Across the entries below, count the lines in which the word "Texts" occurs. Reply with the count alone.

>>>

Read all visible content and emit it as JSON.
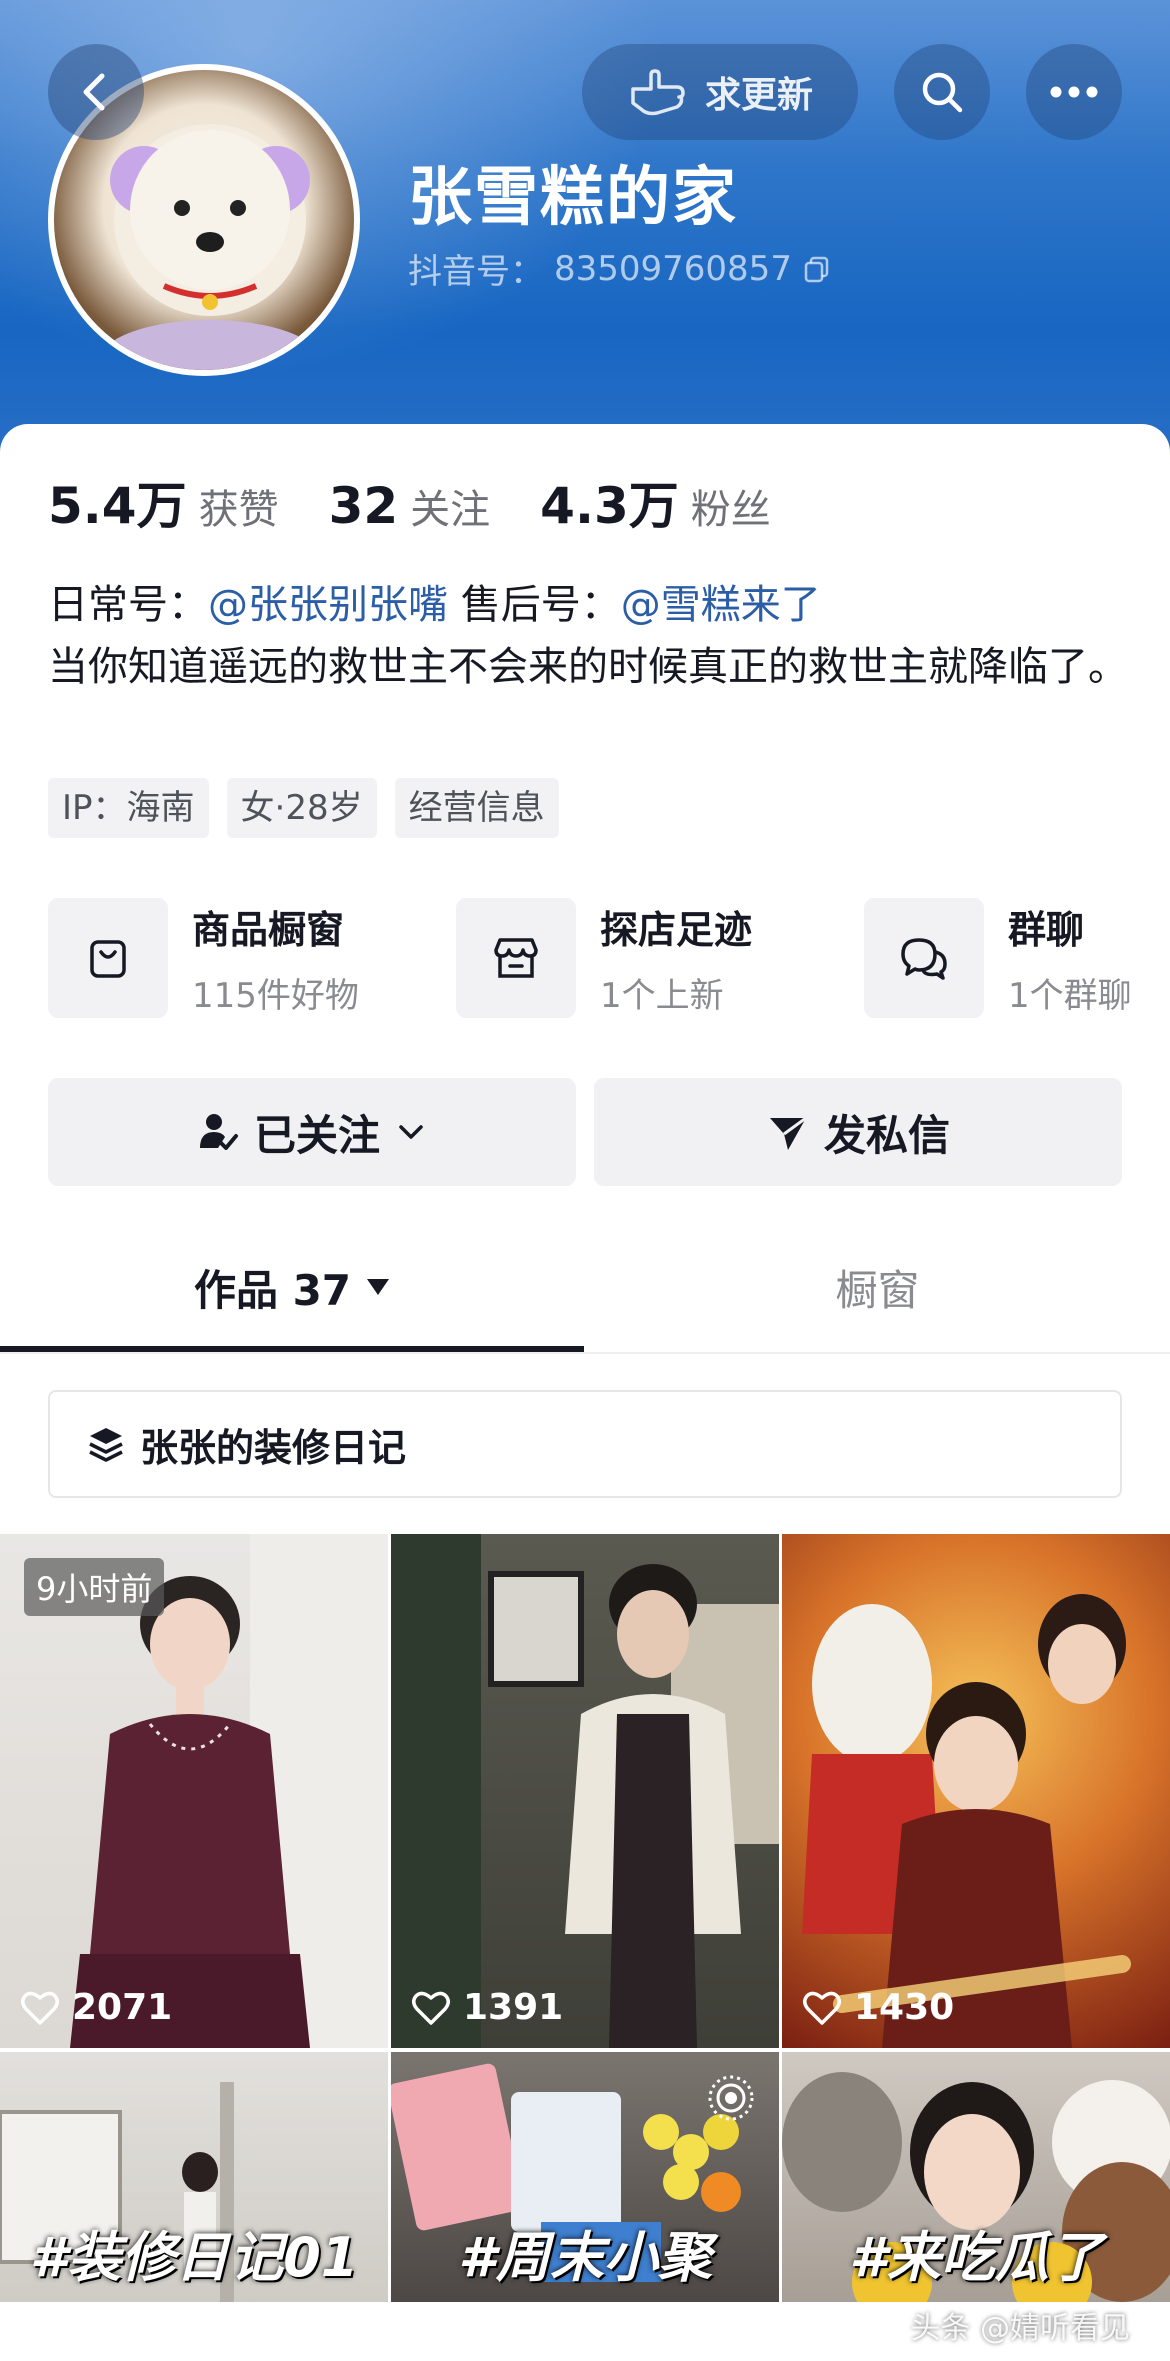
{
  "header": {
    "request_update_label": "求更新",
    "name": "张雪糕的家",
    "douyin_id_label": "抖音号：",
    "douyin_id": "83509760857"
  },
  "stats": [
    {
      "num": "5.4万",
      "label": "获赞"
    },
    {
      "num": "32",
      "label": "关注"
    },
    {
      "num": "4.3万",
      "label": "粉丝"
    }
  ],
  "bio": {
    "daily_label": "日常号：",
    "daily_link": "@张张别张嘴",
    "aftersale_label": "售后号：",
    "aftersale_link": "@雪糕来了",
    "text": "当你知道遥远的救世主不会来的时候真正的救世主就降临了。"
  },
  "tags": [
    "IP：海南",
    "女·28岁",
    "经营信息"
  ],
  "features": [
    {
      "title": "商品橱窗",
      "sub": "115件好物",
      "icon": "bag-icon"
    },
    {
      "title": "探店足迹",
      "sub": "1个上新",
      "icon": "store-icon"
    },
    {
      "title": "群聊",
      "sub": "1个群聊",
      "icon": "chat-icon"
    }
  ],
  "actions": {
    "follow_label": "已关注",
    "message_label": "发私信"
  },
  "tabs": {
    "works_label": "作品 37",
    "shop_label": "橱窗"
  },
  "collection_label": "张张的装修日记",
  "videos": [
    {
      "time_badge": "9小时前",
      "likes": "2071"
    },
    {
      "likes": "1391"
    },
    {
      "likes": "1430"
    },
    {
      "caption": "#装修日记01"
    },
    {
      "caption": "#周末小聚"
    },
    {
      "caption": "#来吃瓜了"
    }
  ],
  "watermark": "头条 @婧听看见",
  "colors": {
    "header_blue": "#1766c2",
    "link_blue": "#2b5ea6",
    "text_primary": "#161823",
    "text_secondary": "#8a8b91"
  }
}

<<<
>>>

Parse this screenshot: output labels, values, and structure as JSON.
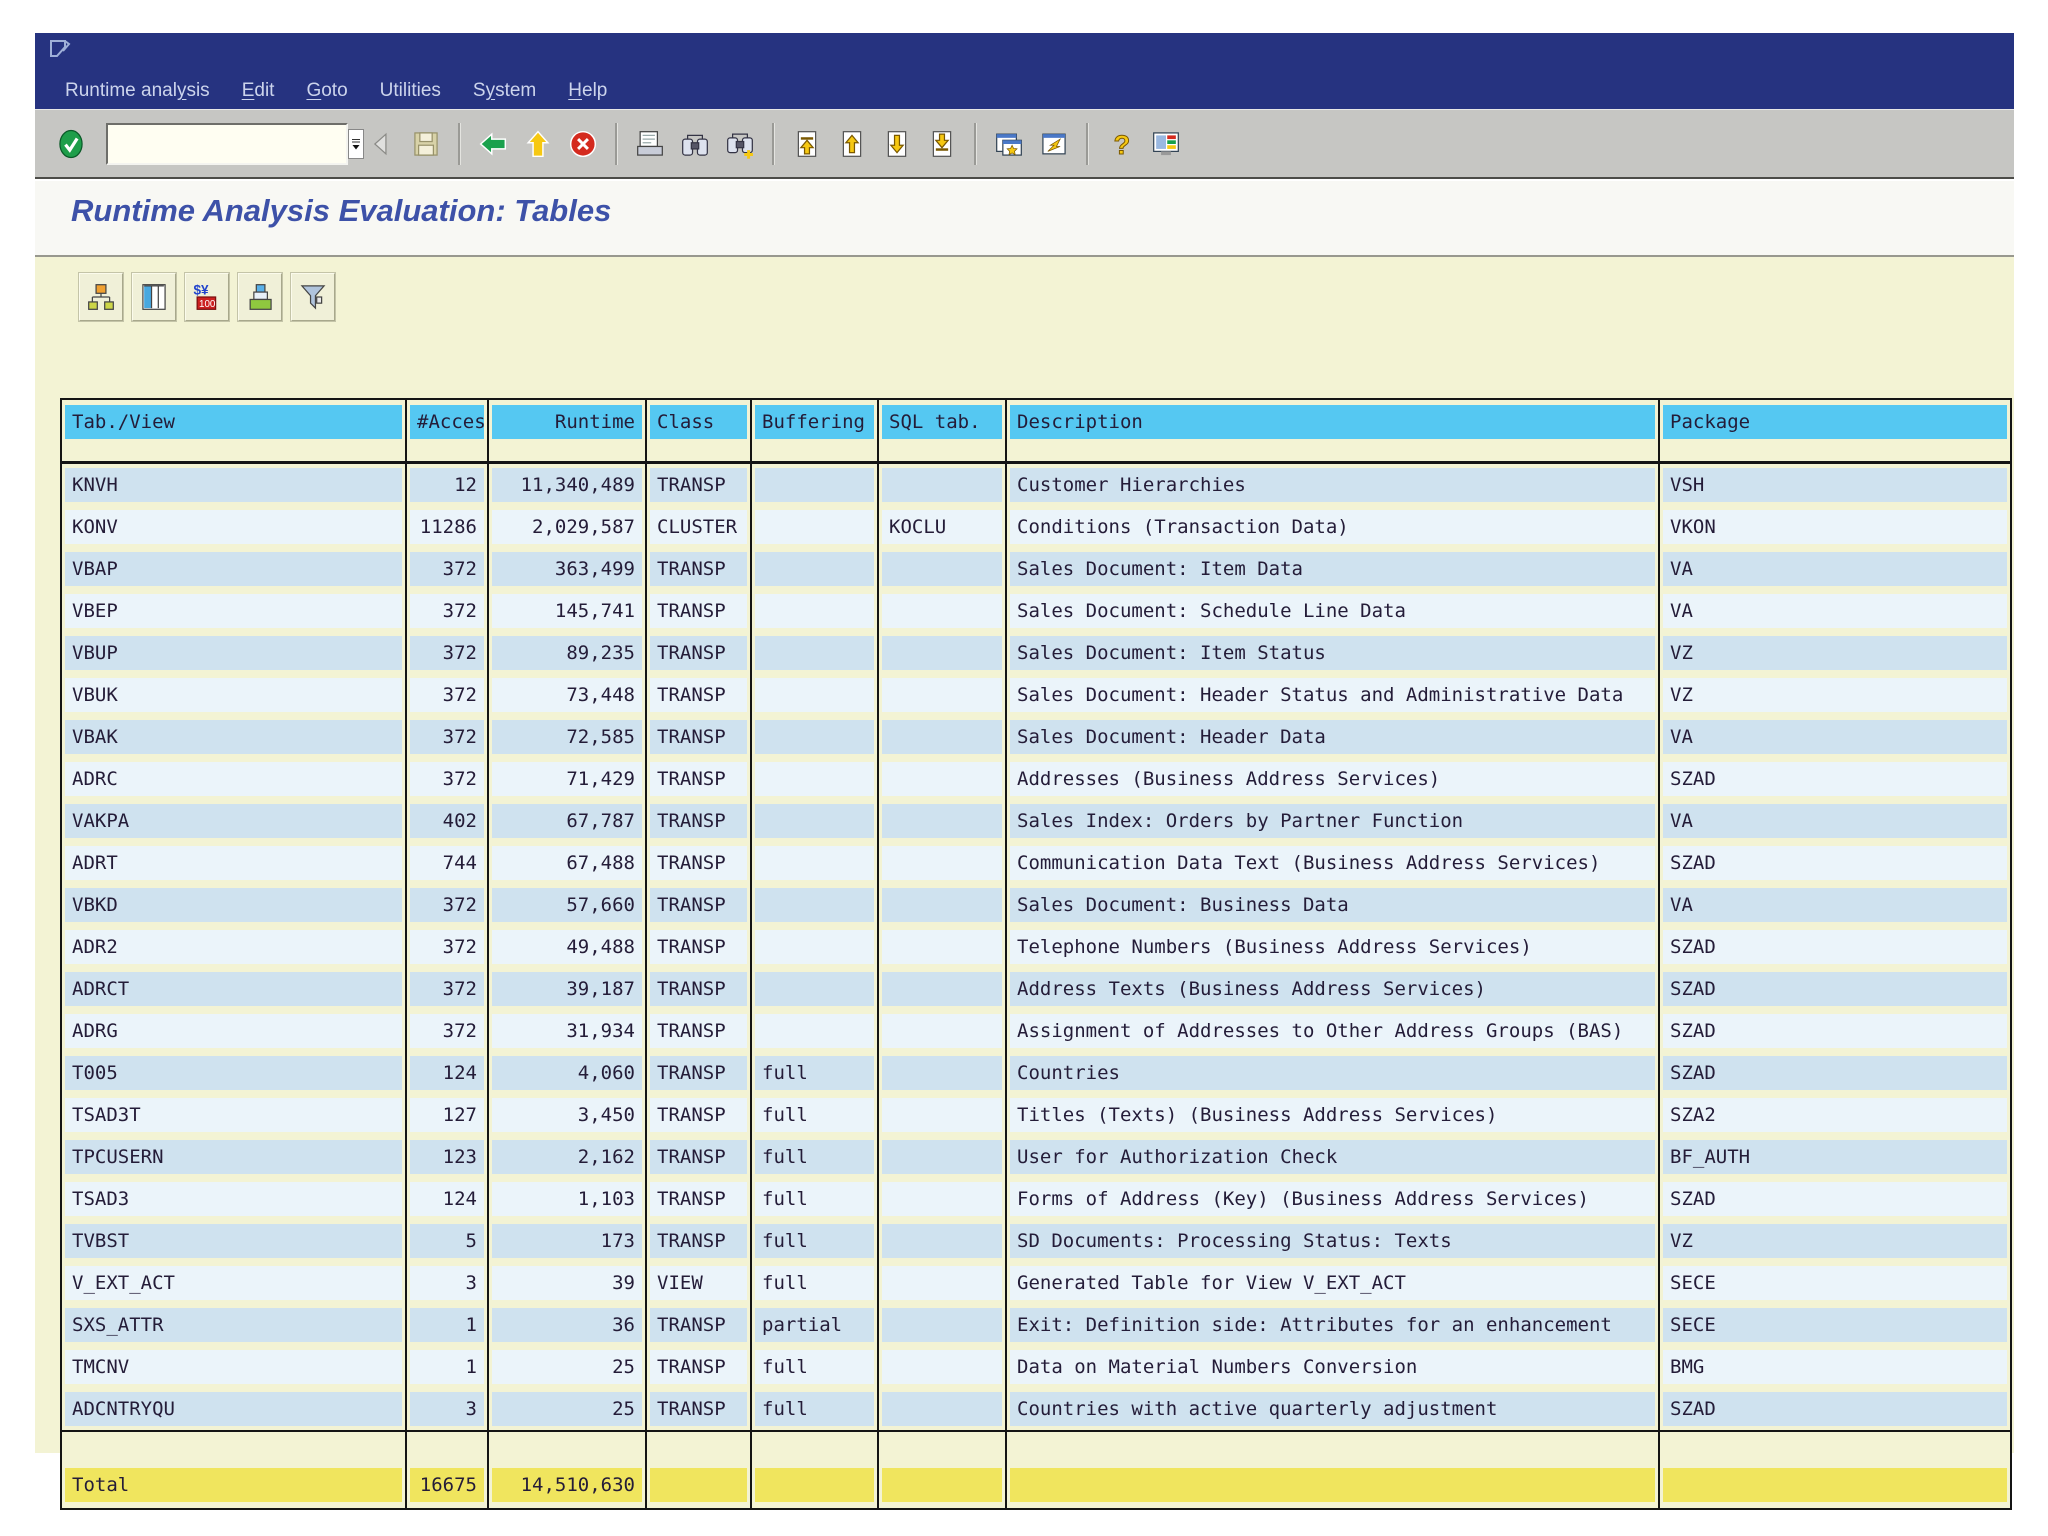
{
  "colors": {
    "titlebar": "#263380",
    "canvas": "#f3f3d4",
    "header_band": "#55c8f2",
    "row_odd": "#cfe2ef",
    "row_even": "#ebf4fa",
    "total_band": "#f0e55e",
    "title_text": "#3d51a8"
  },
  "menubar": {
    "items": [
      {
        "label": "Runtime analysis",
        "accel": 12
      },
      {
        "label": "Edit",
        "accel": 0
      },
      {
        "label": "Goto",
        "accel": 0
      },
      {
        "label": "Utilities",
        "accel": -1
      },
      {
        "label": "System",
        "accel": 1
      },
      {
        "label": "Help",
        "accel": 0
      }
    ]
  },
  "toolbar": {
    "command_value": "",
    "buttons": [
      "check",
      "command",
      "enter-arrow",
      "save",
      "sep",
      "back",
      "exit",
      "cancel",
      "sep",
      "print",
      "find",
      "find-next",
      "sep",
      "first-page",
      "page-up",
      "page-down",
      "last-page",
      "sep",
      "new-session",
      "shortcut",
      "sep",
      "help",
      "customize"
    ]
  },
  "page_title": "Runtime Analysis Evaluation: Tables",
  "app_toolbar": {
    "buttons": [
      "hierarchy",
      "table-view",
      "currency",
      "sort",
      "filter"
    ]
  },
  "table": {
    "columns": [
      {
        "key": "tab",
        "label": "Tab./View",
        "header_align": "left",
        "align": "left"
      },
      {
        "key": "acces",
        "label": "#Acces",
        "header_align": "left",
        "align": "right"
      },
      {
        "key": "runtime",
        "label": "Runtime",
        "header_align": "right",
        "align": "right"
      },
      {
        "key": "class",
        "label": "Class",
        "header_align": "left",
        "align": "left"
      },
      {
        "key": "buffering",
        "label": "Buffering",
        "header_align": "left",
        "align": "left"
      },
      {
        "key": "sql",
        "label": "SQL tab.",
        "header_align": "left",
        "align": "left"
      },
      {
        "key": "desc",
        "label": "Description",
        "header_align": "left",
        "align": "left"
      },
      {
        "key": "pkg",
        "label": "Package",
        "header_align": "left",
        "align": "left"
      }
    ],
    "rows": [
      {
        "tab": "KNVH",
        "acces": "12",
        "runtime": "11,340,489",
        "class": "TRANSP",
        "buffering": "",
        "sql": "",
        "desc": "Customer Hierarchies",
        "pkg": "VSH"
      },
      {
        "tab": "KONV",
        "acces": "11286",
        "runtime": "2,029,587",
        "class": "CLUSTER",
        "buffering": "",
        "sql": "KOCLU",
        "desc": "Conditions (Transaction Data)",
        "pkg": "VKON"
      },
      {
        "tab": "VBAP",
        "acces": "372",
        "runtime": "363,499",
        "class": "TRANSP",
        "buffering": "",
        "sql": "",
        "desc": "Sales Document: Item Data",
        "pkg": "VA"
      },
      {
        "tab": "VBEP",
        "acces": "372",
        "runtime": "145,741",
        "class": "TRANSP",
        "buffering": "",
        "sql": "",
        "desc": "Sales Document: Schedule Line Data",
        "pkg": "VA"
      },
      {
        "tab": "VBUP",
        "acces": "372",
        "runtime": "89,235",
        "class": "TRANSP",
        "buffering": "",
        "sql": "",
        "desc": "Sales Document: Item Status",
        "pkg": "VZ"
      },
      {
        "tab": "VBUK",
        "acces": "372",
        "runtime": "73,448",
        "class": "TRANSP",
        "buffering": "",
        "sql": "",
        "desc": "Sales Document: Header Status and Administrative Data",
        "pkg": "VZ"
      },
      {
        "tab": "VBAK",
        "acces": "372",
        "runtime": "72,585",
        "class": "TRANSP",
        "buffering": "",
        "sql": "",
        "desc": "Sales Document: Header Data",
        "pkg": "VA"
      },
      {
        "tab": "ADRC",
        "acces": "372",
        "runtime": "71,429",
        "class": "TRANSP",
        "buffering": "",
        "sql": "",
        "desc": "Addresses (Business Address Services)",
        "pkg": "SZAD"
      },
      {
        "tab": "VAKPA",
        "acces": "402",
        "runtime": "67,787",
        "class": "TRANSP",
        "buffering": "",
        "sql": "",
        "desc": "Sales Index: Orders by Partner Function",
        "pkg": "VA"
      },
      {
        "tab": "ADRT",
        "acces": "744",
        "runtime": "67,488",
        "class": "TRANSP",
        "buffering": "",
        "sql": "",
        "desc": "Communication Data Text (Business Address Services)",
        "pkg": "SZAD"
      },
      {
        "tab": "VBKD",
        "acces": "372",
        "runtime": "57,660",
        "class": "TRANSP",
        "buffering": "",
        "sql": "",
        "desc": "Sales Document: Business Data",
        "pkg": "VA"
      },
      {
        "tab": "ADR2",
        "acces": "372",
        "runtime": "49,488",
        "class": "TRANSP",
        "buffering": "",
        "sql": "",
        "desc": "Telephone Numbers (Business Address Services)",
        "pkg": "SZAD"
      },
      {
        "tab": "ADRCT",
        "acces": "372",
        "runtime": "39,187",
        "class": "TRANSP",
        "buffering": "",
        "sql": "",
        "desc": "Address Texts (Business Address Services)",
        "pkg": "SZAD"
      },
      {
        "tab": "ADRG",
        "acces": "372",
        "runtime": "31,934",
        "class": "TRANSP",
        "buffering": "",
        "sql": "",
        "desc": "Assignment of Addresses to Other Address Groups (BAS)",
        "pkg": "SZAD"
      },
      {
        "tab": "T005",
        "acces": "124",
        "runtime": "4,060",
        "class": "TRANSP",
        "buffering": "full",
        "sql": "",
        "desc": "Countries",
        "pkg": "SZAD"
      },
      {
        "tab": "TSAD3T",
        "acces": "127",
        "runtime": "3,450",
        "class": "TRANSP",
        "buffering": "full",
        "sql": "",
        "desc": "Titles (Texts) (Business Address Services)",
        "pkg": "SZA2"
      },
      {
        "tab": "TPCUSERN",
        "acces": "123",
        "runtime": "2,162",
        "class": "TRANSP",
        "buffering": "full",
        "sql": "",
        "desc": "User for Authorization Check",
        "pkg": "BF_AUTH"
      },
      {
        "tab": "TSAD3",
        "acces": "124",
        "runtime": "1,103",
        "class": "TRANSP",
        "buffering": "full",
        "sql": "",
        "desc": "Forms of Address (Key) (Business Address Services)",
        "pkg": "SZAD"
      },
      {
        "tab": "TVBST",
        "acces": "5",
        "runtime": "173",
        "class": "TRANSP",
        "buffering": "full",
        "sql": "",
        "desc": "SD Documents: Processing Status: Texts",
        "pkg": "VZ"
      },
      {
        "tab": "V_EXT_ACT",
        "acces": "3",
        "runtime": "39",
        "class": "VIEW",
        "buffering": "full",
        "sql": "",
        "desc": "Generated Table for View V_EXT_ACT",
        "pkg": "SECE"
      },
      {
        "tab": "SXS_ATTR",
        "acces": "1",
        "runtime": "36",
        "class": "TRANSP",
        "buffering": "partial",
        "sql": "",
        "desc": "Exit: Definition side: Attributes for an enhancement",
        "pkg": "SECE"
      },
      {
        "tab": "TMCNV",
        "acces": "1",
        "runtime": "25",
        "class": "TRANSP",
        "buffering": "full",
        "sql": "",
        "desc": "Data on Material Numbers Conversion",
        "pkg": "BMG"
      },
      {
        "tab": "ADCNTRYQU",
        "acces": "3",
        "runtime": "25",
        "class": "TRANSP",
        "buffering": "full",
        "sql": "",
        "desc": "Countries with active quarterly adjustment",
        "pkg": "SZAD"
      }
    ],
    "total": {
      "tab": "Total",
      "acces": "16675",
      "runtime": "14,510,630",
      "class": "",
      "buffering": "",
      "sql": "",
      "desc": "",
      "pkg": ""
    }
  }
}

<<<

THE RESULT —
3